What you are asked to do. Quote the full listing word for word.

Listed records.
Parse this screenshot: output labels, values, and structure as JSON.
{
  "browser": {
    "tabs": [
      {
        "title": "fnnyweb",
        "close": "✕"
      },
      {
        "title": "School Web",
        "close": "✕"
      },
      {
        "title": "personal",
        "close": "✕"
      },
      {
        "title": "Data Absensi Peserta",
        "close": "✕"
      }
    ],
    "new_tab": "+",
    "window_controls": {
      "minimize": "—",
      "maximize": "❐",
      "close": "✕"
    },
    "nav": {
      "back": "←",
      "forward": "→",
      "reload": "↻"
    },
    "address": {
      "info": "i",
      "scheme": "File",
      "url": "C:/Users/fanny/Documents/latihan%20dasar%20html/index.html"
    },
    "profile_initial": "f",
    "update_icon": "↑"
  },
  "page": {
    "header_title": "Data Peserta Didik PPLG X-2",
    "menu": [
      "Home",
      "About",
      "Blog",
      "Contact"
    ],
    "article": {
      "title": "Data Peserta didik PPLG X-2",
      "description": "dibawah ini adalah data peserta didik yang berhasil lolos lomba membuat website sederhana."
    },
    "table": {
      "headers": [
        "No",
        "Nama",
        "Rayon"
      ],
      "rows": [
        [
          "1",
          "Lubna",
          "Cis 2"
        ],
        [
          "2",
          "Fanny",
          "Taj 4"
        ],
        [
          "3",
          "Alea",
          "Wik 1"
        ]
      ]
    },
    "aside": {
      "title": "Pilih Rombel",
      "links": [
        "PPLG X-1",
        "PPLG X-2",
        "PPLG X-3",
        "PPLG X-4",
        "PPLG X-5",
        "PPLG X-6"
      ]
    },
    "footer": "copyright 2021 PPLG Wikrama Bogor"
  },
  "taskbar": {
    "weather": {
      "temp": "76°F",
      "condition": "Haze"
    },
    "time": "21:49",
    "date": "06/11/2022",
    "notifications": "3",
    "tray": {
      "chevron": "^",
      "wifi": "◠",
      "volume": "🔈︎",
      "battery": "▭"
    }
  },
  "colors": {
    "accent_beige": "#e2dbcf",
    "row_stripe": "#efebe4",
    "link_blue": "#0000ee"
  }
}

Written answer.
Parse this screenshot: output labels, values, and structure as JSON.
{
  "browser": {
    "tabs": [
      {
        "title": "fnnyweb",
        "close": "✕"
      },
      {
        "title": "School Web",
        "close": "✕"
      },
      {
        "title": "personal",
        "close": "✕"
      },
      {
        "title": "Data Absensi Peserta",
        "close": "✕"
      }
    ],
    "new_tab": "+",
    "window_controls": {
      "minimize": "—",
      "maximize": "❐",
      "close": "✕"
    },
    "nav": {
      "back": "←",
      "forward": "→",
      "reload": "↻"
    },
    "address": {
      "info": "i",
      "scheme": "File",
      "url": "C:/Users/fanny/Documents/latihan%20dasar%20html/index.html"
    },
    "profile_initial": "f",
    "update_icon": "↑"
  },
  "page": {
    "header_title": "Data Peserta Didik PPLG X-2",
    "menu": [
      "Home",
      "About",
      "Blog",
      "Contact"
    ],
    "article": {
      "title": "Data Peserta didik PPLG X-2",
      "description": "dibawah ini adalah data peserta didik yang berhasil lolos lomba membuat website sederhana."
    },
    "table": {
      "headers": [
        "No",
        "Nama",
        "Rayon"
      ],
      "rows": [
        [
          "1",
          "Lubna",
          "Cis 2"
        ],
        [
          "2",
          "Fanny",
          "Taj 4"
        ],
        [
          "3",
          "Alea",
          "Wik 1"
        ]
      ]
    },
    "aside": {
      "title": "Pilih Rombel",
      "links": [
        "PPLG X-1",
        "PPLG X-2",
        "PPLG X-3",
        "PPLG X-4",
        "PPLG X-5",
        "PPLG X-6"
      ]
    },
    "footer": "copyright 2021 PPLG Wikrama Bogor"
  },
  "taskbar": {
    "weather": {
      "temp": "76°F",
      "condition": "Haze"
    },
    "time": "21:49",
    "date": "06/11/2022",
    "notifications": "3",
    "tray": {
      "chevron": "^",
      "wifi": "◠",
      "volume": "🔈︎",
      "battery": "▭"
    }
  },
  "colors": {
    "accent_beige": "#e2dbcf",
    "row_stripe": "#efebe4",
    "link_blue": "#0000ee"
  }
}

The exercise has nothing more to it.